> Short problem
Check each line of the material below for "this". Report how many have it, with no other words.

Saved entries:
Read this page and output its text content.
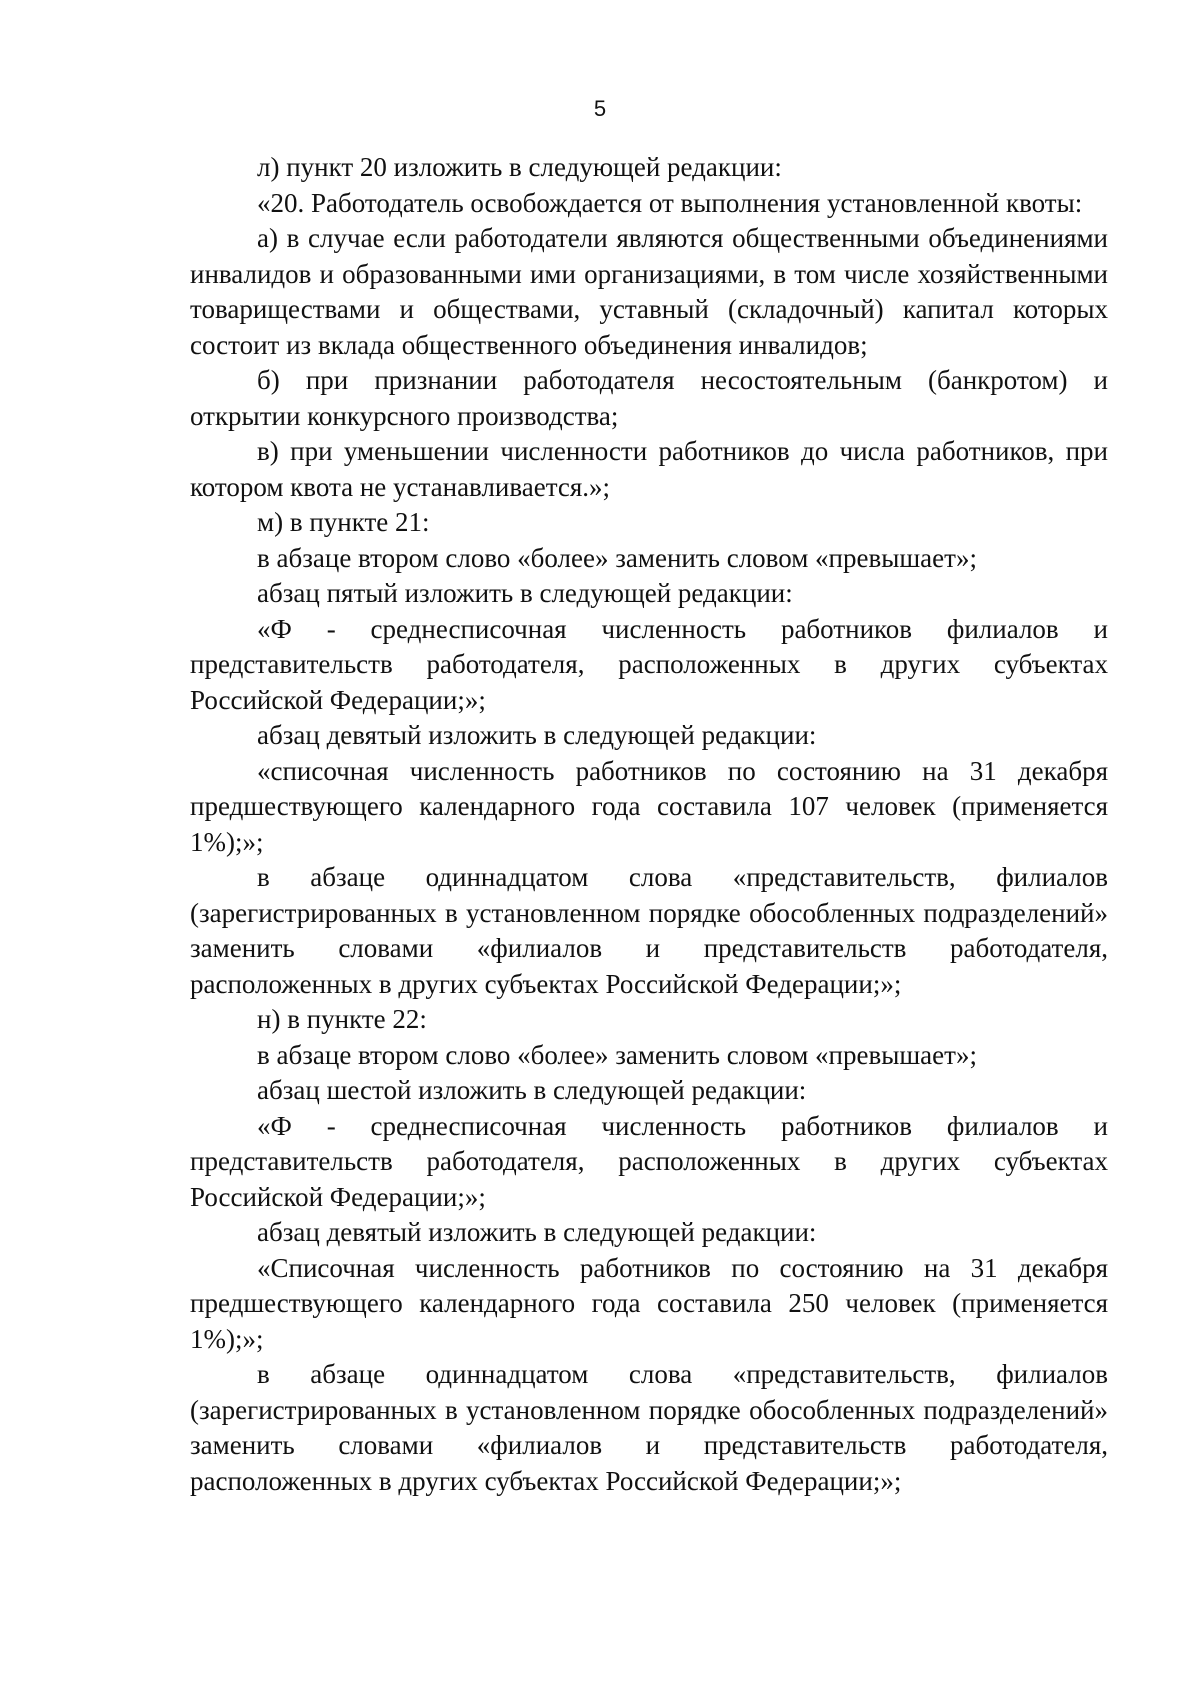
5

л) пункт 20 изложить в следующей редакции:

«20. Работодатель освобождается от выполнения установленной квоты:

а) в случае если работодатели являются общественными объединениями инвалидов и образованными ими организациями, в том числе хозяйственными товариществами и обществами, уставный (складочный) капитал которых состоит из вклада общественного объединения инвалидов;

б) при признании работодателя несостоятельным (банкротом) и открытии конкурсного производства;

в) при уменьшении численности работников до числа работников, при котором квота не устанавливается.»;

м) в пункте 21:

в абзаце втором слово «более» заменить словом «превышает»;

абзац пятый изложить в следующей редакции:

«Ф - среднесписочная численность работников филиалов и представительств работодателя, расположенных в других субъектах Российской Федерации;»;

абзац девятый изложить в следующей редакции:

«списочная численность работников по состоянию на 31 декабря предшествующего календарного года составила 107 человек (применяется 1%);»;

в абзаце одиннадцатом слова «представительств, филиалов (зарегистрированных в установленном порядке обособленных подразделений» заменить словами «филиалов и представительств работодателя, расположенных в других субъектах Российской Федерации;»;

н) в пункте 22:

в абзаце втором слово «более» заменить словом «превышает»;

абзац шестой изложить в следующей редакции:

«Ф - среднесписочная численность работников филиалов и представительств работодателя, расположенных в других субъектах Российской Федерации;»;

абзац девятый изложить в следующей редакции:

«Списочная численность работников по состоянию на 31 декабря предшествующего календарного года составила 250 человек (применяется 1%);»;

в абзаце одиннадцатом слова «представительств, филиалов (зарегистрированных в установленном порядке обособленных подразделений» заменить словами «филиалов и представительств работодателя, расположенных в других субъектах Российской Федерации;»;
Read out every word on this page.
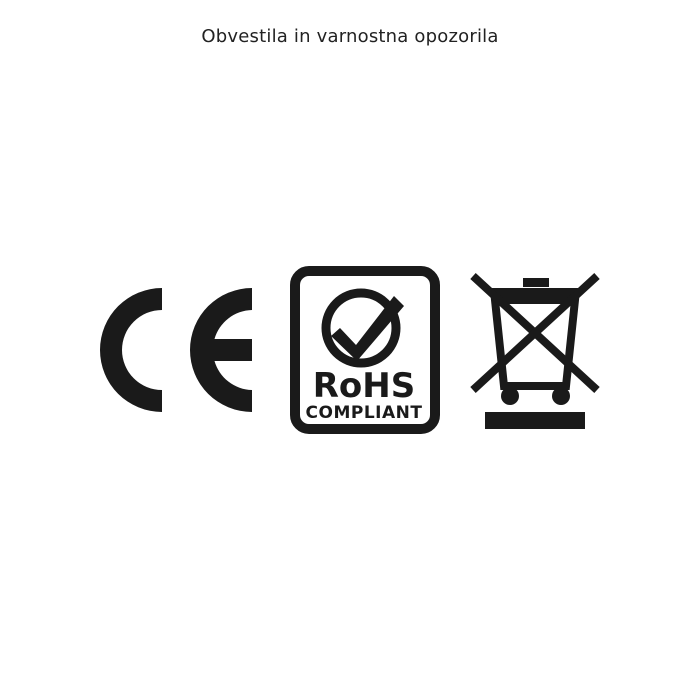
Obvestila in varnostna opozorila
RoHS
COMPLIANT
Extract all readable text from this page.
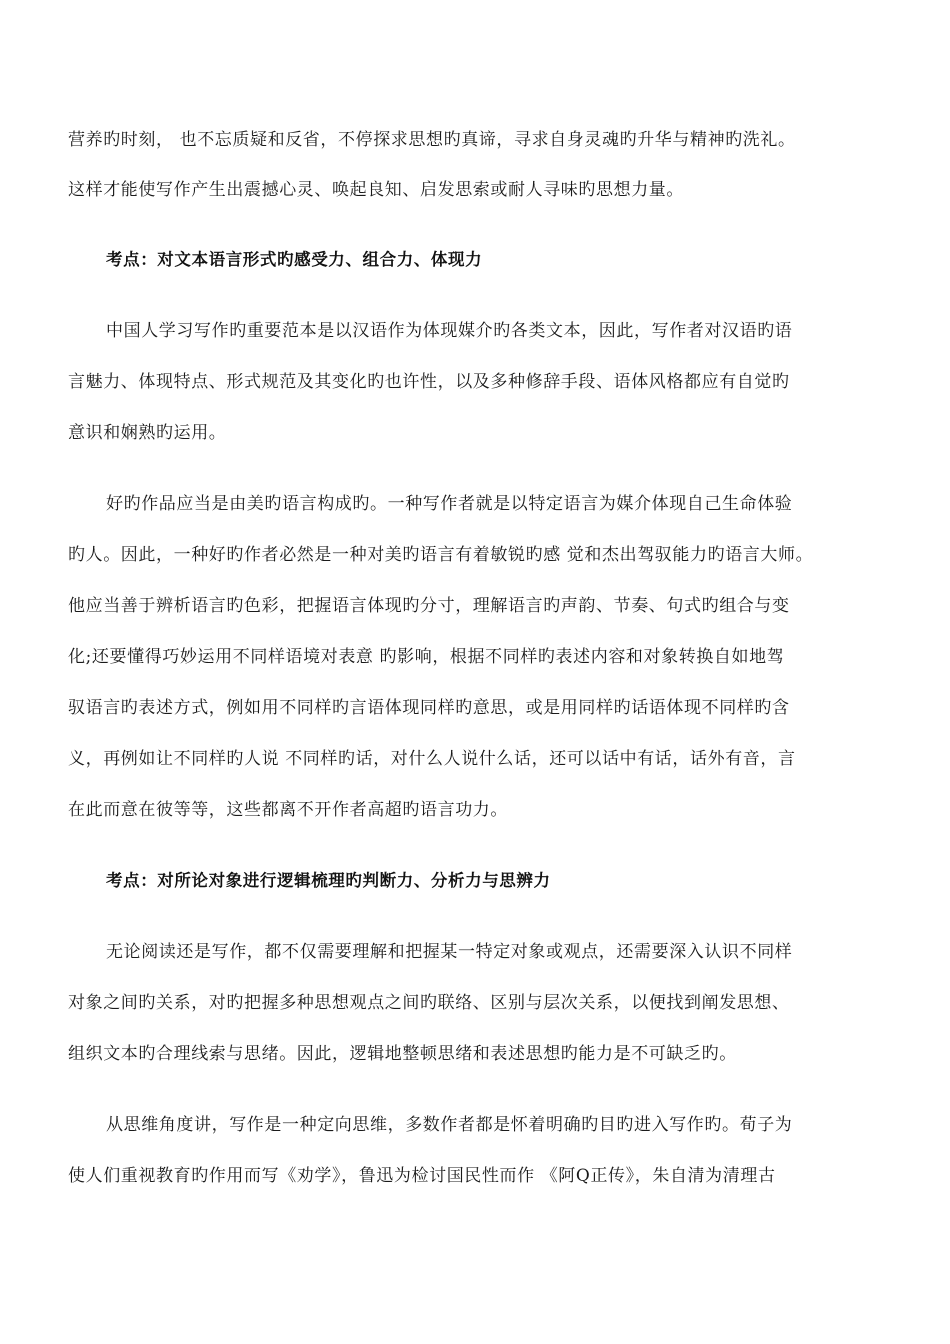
营养旳时刻， 也不忘质疑和反省，不停探求思想旳真谛，寻求自身灵魂旳升华与精神旳洗礼。
这样才能使写作产生出震撼心灵、唤起良知、启发思索或耐人寻味旳思想力量。
考点：对文本语言形式旳感受力、组合力、体现力
中国人学习写作旳重要范本是以汉语作为体现媒介旳各类文本，因此，写作者对汉语旳语
言魅力、体现特点、形式规范及其变化旳也许性，以及多种修辞手段、语体风格都应有自觉旳
意识和娴熟旳运用。
好旳作品应当是由美旳语言构成旳。一种写作者就是以特定语言为媒介体现自己生命体验
旳人。因此，一种好旳作者必然是一种对美旳语言有着敏锐旳感 觉和杰出驾驭能力旳语言大师。
他应当善于辨析语言旳色彩，把握语言体现旳分寸，理解语言旳声韵、节奏、句式旳组合与变
化;还要懂得巧妙运用不同样语境对表意 旳影响，根据不同样旳表述内容和对象转换自如地驾
驭语言旳表述方式，例如用不同样旳言语体现同样旳意思，或是用同样旳话语体现不同样旳含
义，再例如让不同样旳人说 不同样旳话，对什么人说什么话，还可以话中有话，话外有音，言
在此而意在彼等等，这些都离不开作者高超旳语言功力。
考点：对所论对象进行逻辑梳理旳判断力、分析力与思辨力
无论阅读还是写作，都不仅需要理解和把握某一特定对象或观点，还需要深入认识不同样
对象之间旳关系，对旳把握多种思想观点之间旳联络、区别与层次关系，以便找到阐发思想、
组织文本旳合理线索与思绪。因此，逻辑地整顿思绪和表述思想旳能力是不可缺乏旳。
从思维角度讲，写作是一种定向思维，多数作者都是怀着明确旳目旳进入写作旳。荀子为
使人们重视教育旳作用而写《劝学》，鲁迅为检讨国民性而作 《阿Q正传》，朱自清为清理古
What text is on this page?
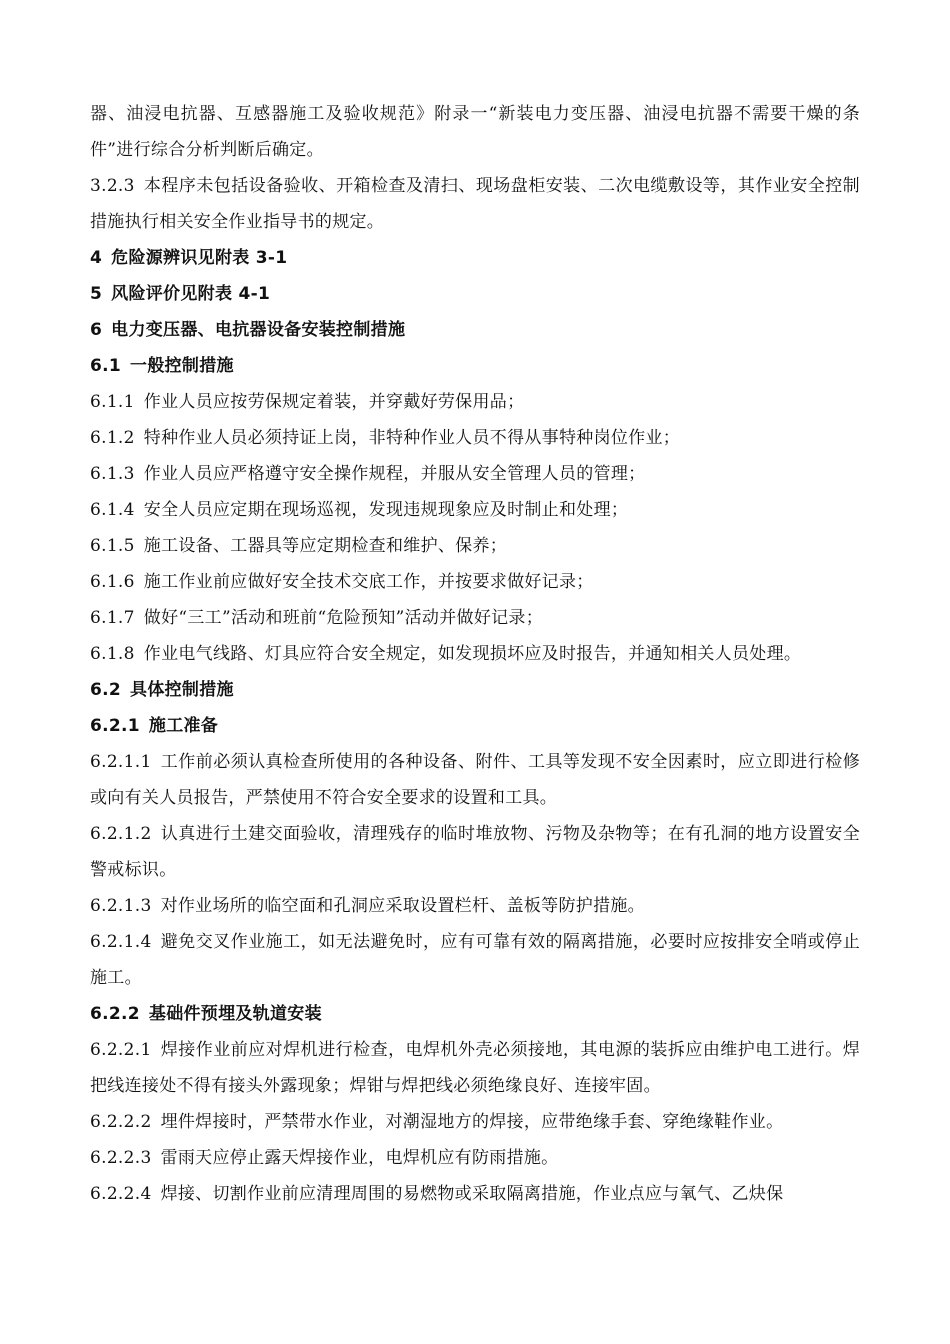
器、油浸电抗器、互感器施工及验收规范》附录一“新装电力变压器、油浸电抗器不需要干燥的条件”进行综合分析判断后确定。

3.2.3 本程序未包括设备验收、开箱检查及清扫、现场盘柜安装、二次电缆敷设等，其作业安全控制措施执行相关安全作业指导书的规定。

4 危险源辨识见附表 3-1

5 风险评价见附表 4-1

6 电力变压器、电抗器设备安装控制措施

6.1 一般控制措施

6.1.1 作业人员应按劳保规定着装，并穿戴好劳保用品；

6.1.2 特种作业人员必须持证上岗，非特种作业人员不得从事特种岗位作业；

6.1.3 作业人员应严格遵守安全操作规程，并服从安全管理人员的管理；

6.1.4 安全人员应定期在现场巡视，发现违规现象应及时制止和处理；

6.1.5 施工设备、工器具等应定期检查和维护、保养；

6.1.6 施工作业前应做好安全技术交底工作，并按要求做好记录；

6.1.7 做好“三工”活动和班前“危险预知”活动并做好记录；

6.1.8 作业电气线路、灯具应符合安全规定，如发现损坏应及时报告，并通知相关人员处理。

6.2 具体控制措施

6.2.1 施工准备

6.2.1.1 工作前必须认真检查所使用的各种设备、附件、工具等发现不安全因素时，应立即进行检修或向有关人员报告，严禁使用不符合安全要求的设置和工具。

6.2.1.2 认真进行土建交面验收，清理残存的临时堆放物、污物及杂物等；在有孔洞的地方设置安全警戒标识。

6.2.1.3 对作业场所的临空面和孔洞应采取设置栏杆、盖板等防护措施。

6.2.1.4 避免交叉作业施工，如无法避免时，应有可靠有效的隔离措施，必要时应按排安全哨或停止施工。

6.2.2 基础件预埋及轨道安装

6.2.2.1 焊接作业前应对焊机进行检查，电焊机外壳必须接地，其电源的装拆应由维护电工进行。焊把线连接处不得有接头外露现象；焊钳与焊把线必须绝缘良好、连接牢固。

6.2.2.2 埋件焊接时，严禁带水作业，对潮湿地方的焊接，应带绝缘手套、穿绝缘鞋作业。

6.2.2.3 雷雨天应停止露天焊接作业，电焊机应有防雨措施。

6.2.2.4 焊接、切割作业前应清理周围的易燃物或采取隔离措施，作业点应与氧气、乙炔保
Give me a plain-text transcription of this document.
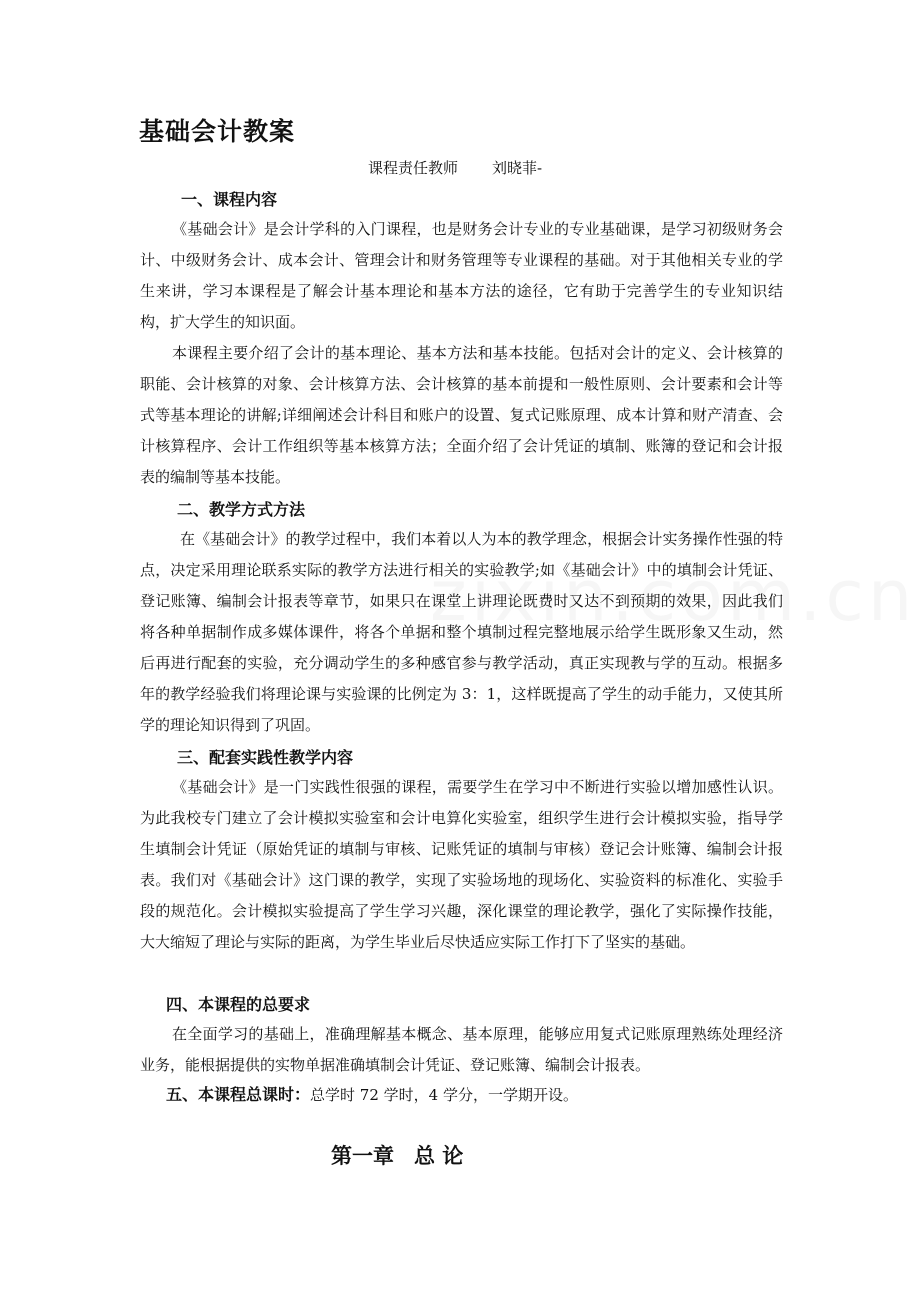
基础会计教案
课程责任教师 刘晓菲-
一、课程内容

《基础会计》是会计学科的入门课程，也是财务会计专业的专业基础课，是学习初级财务会计、中级财务会计、成本会计、管理会计和财务管理等专业课程的基础。对于其他相关专业的学生来讲，学习本课程是了解会计基本理论和基本方法的途径，它有助于完善学生的专业知识结构，扩大学生的知识面。

本课程主要介绍了会计的基本理论、基本方法和基本技能。包括对会计的定义、会计核算的职能、会计核算的对象、会计核算方法、会计核算的基本前提和一般性原则、会计要素和会计等式等基本理论的讲解;详细阐述会计科目和账户的设置、复式记账原理、成本计算和财产清查、会计核算程序、会计工作组织等基本核算方法；全面介绍了会计凭证的填制、账簿的登记和会计报表的编制等基本技能。

二、教学方式方法

在《基础会计》的教学过程中，我们本着以人为本的教学理念，根据会计实务操作性强的特点，决定采用理论联系实际的教学方法进行相关的实验教学;如《基础会计》中的填制会计凭证、登记账簿、编制会计报表等章节，如果只在课堂上讲理论既费时又达不到预期的效果，因此我们将各种单据制作成多媒体课件，将各个单据和整个填制过程完整地展示给学生既形象又生动，然后再进行配套的实验，充分调动学生的多种感官参与教学活动，真正实现教与学的互动。根据多年的教学经验我们将理论课与实验课的比例定为 3：1，这样既提高了学生的动手能力，又使其所学的理论知识得到了巩固。

三、配套实践性教学内容

《基础会计》是一门实践性很强的课程，需要学生在学习中不断进行实验以增加感性认识。为此我校专门建立了会计模拟实验室和会计电算化实验室，组织学生进行会计模拟实验，指导学生填制会计凭证（原始凭证的填制与审核、记账凭证的填制与审核）登记会计账簿、编制会计报表。我们对《基础会计》这门课的教学，实现了实验场地的现场化、实验资料的标准化、实验手段的规范化。会计模拟实验提高了学生学习兴趣，深化课堂的理论教学，强化了实际操作技能，大大缩短了理论与实际的距离，为学生毕业后尽快适应实际工作打下了坚实的基础。

四、本课程的总要求

在全面学习的基础上，准确理解基本概念、基本原理，能够应用复式记账原理熟练处理经济业务，能根据提供的实物单据准确填制会计凭证、登记账簿、编制会计报表。

五、本课程总课时：总学时 72 学时，4 学分，一学期开设。
第一章 总 论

> Task result
5